Tally every line featuring "atas", then give that tally alone.

Records excerpted from a collection
========

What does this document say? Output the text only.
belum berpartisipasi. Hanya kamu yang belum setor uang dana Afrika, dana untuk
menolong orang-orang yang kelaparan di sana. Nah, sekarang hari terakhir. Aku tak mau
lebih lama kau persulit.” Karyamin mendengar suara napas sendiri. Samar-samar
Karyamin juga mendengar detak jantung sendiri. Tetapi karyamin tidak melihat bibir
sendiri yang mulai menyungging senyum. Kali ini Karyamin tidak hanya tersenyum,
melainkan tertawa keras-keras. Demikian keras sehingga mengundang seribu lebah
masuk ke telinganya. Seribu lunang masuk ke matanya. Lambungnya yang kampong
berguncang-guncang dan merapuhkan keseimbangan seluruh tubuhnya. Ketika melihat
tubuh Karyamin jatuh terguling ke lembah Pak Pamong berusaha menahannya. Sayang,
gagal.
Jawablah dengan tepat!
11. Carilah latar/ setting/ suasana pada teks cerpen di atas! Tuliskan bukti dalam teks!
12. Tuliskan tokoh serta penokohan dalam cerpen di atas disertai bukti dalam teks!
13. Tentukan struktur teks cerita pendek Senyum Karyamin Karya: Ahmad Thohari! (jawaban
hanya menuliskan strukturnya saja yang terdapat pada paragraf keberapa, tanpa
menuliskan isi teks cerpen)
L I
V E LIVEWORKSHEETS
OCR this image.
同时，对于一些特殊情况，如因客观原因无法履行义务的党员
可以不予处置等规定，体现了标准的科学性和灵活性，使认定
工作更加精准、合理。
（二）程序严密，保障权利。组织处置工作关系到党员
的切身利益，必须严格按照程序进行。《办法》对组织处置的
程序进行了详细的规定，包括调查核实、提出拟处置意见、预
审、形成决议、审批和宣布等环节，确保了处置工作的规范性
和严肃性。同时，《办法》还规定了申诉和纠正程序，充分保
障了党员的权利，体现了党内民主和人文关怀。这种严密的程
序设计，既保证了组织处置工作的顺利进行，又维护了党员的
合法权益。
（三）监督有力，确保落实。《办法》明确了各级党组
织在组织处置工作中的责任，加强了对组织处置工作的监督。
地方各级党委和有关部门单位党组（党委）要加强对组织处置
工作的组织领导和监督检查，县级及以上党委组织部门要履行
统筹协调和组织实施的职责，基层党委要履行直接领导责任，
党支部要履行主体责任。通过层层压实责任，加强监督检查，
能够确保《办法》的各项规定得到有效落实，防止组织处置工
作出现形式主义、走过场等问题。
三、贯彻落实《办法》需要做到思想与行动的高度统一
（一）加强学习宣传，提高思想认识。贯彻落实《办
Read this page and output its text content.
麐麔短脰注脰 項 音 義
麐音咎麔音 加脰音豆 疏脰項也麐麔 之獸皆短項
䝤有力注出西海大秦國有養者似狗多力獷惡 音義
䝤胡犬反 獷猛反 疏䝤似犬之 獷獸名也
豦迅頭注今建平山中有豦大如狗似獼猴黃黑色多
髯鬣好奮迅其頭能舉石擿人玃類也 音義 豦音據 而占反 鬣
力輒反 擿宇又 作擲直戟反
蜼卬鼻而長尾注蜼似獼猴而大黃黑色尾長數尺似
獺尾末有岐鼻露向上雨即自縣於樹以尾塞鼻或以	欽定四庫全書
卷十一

========

(RESULT OF THIS TASK)
2